Stated exercise: Take every line from the listing below that includes "color" and copy it.

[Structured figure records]
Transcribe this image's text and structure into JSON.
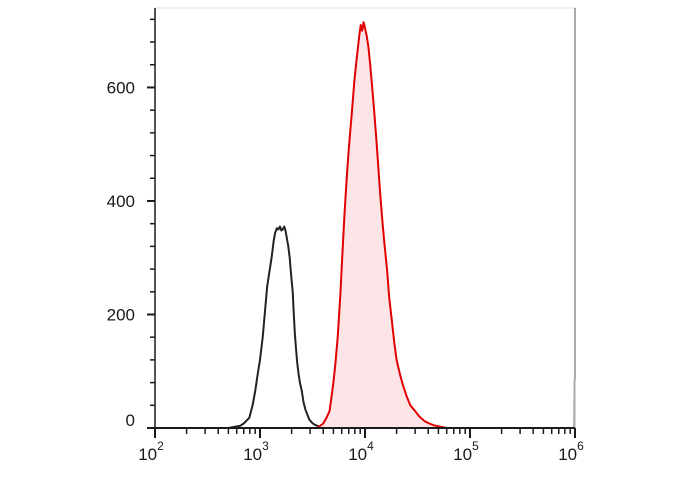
{
  "chart_data": {
    "type": "area",
    "title": "",
    "xlabel": "",
    "ylabel": "",
    "x_scale": "log",
    "xlim": [
      100,
      1000000
    ],
    "ylim": [
      0,
      740
    ],
    "x_ticks": [
      {
        "value": 100,
        "base": "10",
        "exp": "2"
      },
      {
        "value": 1000,
        "base": "10",
        "exp": "3"
      },
      {
        "value": 10000,
        "base": "10",
        "exp": "4"
      },
      {
        "value": 100000,
        "base": "10",
        "exp": "5"
      },
      {
        "value": 1000000,
        "base": "10",
        "exp": "6"
      }
    ],
    "y_ticks": [
      {
        "value": 0,
        "label": "0"
      },
      {
        "value": 200,
        "label": "200"
      },
      {
        "value": 400,
        "label": "400"
      },
      {
        "value": 600,
        "label": "600"
      }
    ],
    "grid": false,
    "legend": "none",
    "series": [
      {
        "color": "#222222",
        "fill": "none",
        "points": [
          [
            500,
            0
          ],
          [
            650,
            4
          ],
          [
            700,
            8
          ],
          [
            790,
            18
          ],
          [
            850,
            40
          ],
          [
            900,
            65
          ],
          [
            950,
            95
          ],
          [
            1000,
            120
          ],
          [
            1060,
            160
          ],
          [
            1120,
            210
          ],
          [
            1170,
            250
          ],
          [
            1230,
            275
          ],
          [
            1290,
            300
          ],
          [
            1350,
            330
          ],
          [
            1400,
            345
          ],
          [
            1450,
            352
          ],
          [
            1500,
            350
          ],
          [
            1550,
            355
          ],
          [
            1600,
            348
          ],
          [
            1650,
            350
          ],
          [
            1700,
            355
          ],
          [
            1750,
            348
          ],
          [
            1800,
            335
          ],
          [
            1860,
            320
          ],
          [
            1920,
            300
          ],
          [
            1980,
            270
          ],
          [
            2050,
            240
          ],
          [
            2100,
            200
          ],
          [
            2150,
            165
          ],
          [
            2200,
            140
          ],
          [
            2260,
            115
          ],
          [
            2330,
            95
          ],
          [
            2400,
            80
          ],
          [
            2500,
            65
          ],
          [
            2600,
            45
          ],
          [
            2700,
            33
          ],
          [
            2800,
            25
          ],
          [
            2950,
            15
          ],
          [
            3100,
            10
          ],
          [
            3300,
            6
          ],
          [
            3600,
            3
          ],
          [
            4000,
            0
          ]
        ]
      },
      {
        "color": "#e00000",
        "fill": "#fde4e6",
        "points": [
          [
            3500,
            0
          ],
          [
            4000,
            8
          ],
          [
            4300,
            18
          ],
          [
            4600,
            30
          ],
          [
            4800,
            55
          ],
          [
            5000,
            80
          ],
          [
            5200,
            110
          ],
          [
            5500,
            160
          ],
          [
            5800,
            230
          ],
          [
            6100,
            310
          ],
          [
            6400,
            380
          ],
          [
            6700,
            440
          ],
          [
            7000,
            490
          ],
          [
            7300,
            530
          ],
          [
            7600,
            570
          ],
          [
            7900,
            610
          ],
          [
            8200,
            640
          ],
          [
            8500,
            665
          ],
          [
            8800,
            690
          ],
          [
            9100,
            710
          ],
          [
            9400,
            700
          ],
          [
            9700,
            715
          ],
          [
            10000,
            705
          ],
          [
            10400,
            690
          ],
          [
            10800,
            670
          ],
          [
            11200,
            640
          ],
          [
            11700,
            600
          ],
          [
            12200,
            560
          ],
          [
            12800,
            510
          ],
          [
            13400,
            460
          ],
          [
            14000,
            410
          ],
          [
            14700,
            360
          ],
          [
            15400,
            320
          ],
          [
            16200,
            280
          ],
          [
            17000,
            230
          ],
          [
            18000,
            190
          ],
          [
            19000,
            150
          ],
          [
            20000,
            120
          ],
          [
            21500,
            95
          ],
          [
            23000,
            75
          ],
          [
            25000,
            55
          ],
          [
            27000,
            40
          ],
          [
            30000,
            30
          ],
          [
            33000,
            20
          ],
          [
            37000,
            12
          ],
          [
            41000,
            8
          ],
          [
            45000,
            5
          ],
          [
            50000,
            3
          ],
          [
            60000,
            0
          ]
        ]
      },
      {
        "color": "#aaaaaa",
        "fill": "#bbbbbb",
        "points": [
          [
            970000,
            0
          ],
          [
            980000,
            85
          ],
          [
            1000000,
            85
          ],
          [
            1000000,
            0
          ]
        ]
      }
    ]
  }
}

Output of the task:
        "color": "#222222",
        "color": "#e00000",
        "color": "#aaaaaa",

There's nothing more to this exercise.